***** Data for this exercise *****

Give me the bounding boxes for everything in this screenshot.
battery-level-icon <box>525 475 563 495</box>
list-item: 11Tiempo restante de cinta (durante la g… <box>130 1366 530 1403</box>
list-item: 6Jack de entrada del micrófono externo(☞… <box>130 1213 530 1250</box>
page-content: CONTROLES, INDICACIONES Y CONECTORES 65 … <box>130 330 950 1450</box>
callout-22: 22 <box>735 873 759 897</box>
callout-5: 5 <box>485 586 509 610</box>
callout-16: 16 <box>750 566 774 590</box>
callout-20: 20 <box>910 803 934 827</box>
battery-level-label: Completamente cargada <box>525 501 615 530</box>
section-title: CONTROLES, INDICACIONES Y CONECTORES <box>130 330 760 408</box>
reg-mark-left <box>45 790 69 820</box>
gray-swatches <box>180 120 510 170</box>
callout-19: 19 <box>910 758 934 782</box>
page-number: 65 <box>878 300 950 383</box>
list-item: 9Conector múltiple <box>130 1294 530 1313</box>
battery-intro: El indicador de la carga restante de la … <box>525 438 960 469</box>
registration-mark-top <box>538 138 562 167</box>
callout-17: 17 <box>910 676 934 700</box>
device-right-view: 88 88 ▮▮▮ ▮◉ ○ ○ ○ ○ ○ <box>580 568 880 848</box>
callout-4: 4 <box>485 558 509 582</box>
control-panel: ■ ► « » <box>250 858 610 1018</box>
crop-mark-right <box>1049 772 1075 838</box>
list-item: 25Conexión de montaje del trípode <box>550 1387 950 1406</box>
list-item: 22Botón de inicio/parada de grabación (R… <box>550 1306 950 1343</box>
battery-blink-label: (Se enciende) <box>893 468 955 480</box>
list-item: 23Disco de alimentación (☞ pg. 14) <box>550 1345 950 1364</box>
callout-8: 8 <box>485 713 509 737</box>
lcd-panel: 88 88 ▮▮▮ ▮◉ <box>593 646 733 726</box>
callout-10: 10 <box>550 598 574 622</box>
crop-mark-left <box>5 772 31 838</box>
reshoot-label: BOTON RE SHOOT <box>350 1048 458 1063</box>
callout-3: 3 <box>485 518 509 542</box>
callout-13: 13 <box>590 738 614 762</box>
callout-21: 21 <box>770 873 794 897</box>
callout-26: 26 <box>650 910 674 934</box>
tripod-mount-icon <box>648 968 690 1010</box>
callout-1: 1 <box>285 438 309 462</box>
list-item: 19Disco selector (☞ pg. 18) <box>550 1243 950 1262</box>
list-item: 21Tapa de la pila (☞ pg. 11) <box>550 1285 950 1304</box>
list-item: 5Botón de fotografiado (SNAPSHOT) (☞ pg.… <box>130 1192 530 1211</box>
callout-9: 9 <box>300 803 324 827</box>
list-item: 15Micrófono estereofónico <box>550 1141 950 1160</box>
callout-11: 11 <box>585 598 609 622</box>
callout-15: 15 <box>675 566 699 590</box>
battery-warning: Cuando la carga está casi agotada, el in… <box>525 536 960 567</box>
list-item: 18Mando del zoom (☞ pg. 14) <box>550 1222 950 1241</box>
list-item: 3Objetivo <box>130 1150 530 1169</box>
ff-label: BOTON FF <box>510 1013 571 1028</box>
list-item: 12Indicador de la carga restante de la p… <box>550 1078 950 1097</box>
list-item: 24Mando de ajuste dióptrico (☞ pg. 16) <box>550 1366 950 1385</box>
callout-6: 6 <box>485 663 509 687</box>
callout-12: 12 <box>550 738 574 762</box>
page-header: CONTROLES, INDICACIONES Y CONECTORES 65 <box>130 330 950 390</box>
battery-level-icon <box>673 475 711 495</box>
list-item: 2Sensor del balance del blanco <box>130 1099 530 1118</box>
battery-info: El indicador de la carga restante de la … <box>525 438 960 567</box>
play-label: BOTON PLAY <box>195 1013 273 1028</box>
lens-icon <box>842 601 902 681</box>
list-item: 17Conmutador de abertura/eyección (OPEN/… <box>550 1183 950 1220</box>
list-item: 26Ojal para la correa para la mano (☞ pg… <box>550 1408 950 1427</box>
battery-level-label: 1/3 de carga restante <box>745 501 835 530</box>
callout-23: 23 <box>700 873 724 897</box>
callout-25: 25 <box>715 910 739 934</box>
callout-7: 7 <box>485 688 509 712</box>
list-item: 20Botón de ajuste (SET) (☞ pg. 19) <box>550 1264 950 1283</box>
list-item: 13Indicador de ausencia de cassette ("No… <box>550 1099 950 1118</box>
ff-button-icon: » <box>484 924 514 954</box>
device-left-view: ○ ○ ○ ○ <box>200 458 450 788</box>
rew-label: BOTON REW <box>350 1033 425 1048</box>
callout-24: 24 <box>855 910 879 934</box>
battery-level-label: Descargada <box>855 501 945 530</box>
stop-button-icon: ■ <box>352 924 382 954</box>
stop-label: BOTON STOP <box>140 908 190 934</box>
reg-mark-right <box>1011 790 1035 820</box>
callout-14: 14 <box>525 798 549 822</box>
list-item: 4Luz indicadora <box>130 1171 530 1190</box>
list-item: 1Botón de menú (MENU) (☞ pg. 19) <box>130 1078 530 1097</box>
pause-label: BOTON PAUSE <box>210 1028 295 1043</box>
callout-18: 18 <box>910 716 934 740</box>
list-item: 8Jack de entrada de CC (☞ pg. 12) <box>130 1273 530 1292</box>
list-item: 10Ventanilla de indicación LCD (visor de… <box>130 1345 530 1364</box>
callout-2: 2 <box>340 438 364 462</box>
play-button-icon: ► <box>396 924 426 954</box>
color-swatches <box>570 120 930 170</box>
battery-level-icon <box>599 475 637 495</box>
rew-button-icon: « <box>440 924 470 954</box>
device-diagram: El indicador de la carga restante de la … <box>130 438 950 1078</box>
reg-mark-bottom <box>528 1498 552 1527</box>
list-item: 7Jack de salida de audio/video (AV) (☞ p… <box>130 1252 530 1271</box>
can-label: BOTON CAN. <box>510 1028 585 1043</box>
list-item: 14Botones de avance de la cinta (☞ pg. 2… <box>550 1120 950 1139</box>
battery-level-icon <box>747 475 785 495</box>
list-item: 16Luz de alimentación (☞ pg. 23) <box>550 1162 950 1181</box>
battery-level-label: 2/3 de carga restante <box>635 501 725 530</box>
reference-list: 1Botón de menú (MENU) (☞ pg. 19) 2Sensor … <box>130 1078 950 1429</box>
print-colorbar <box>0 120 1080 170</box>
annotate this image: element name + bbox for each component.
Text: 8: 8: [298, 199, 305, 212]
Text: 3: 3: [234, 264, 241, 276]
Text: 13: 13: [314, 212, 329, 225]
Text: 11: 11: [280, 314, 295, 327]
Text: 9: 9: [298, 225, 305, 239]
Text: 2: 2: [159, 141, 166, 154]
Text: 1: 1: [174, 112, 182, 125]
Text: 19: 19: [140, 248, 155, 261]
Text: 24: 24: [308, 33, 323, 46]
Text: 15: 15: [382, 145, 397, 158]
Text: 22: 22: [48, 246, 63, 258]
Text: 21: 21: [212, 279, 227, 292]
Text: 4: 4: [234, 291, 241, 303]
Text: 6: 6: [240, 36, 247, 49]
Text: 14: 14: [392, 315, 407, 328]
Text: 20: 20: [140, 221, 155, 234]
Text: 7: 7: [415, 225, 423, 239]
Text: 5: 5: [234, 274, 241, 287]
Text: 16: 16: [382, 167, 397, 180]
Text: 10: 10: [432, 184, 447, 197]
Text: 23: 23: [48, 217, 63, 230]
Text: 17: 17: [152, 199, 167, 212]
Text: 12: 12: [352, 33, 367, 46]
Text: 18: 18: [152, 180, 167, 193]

*****

▸ **Work to complete**
Put each line from the start of the records through the line containing "callout-16: 16 <box>750 566 774 590</box>" into a Markdown table, with columns Row (a row number) and Line (the line itself). Leave out blank lines.

▸ **Exercise response**
| Row | Line |
|---|---|
| 1 | Give me the bounding boxes for everything in this screenshot. |
| 2 | battery-level-icon <box>525 475 563 495</box> |
| 3 | list-item: 11Tiempo restante de cinta (durante la g… <box>130 1366 530 1403</box> |
| 4 | list-item: 6Jack de entrada del micrófono externo(☞… <box>130 1213 530 1250</box> |
| 5 | page-content: CONTROLES, INDICACIONES Y CONECTORES 65 … <box>130 330 950 1450</box> |
| 6 | callout-22: 22 <box>735 873 759 897</box> |
| 7 | callout-5: 5 <box>485 586 509 610</box> |
| 8 | callout-16: 16 <box>750 566 774 590</box> |